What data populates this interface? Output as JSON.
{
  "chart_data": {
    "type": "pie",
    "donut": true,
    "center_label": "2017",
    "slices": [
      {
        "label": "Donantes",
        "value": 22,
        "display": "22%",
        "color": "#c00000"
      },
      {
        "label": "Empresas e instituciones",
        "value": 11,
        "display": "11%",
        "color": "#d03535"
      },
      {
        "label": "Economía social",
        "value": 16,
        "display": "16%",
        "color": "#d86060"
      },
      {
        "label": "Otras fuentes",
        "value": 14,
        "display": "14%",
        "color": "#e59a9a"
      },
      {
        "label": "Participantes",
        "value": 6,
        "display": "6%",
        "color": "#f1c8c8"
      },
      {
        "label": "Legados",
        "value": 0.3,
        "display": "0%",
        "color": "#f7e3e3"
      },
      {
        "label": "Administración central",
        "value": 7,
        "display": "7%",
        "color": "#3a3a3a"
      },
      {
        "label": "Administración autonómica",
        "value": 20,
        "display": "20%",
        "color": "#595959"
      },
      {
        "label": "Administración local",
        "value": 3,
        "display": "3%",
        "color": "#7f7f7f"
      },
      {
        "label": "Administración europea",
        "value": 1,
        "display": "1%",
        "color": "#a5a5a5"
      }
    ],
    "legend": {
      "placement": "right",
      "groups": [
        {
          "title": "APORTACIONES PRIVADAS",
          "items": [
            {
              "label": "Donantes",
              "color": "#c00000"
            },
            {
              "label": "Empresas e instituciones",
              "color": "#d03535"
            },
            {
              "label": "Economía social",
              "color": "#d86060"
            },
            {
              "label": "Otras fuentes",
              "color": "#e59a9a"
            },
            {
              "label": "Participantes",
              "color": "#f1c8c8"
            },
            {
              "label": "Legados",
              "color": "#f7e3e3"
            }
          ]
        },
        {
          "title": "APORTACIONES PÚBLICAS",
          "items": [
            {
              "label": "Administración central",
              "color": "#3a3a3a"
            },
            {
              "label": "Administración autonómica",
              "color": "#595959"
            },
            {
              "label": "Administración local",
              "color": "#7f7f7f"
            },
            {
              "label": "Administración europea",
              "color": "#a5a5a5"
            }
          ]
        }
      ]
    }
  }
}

:: Given instruction ::
Scan the material above. Extract every line in which the word "Participantes" occurs.

:: Finished task ::
        "label": "Participantes",
              "label": "Participantes",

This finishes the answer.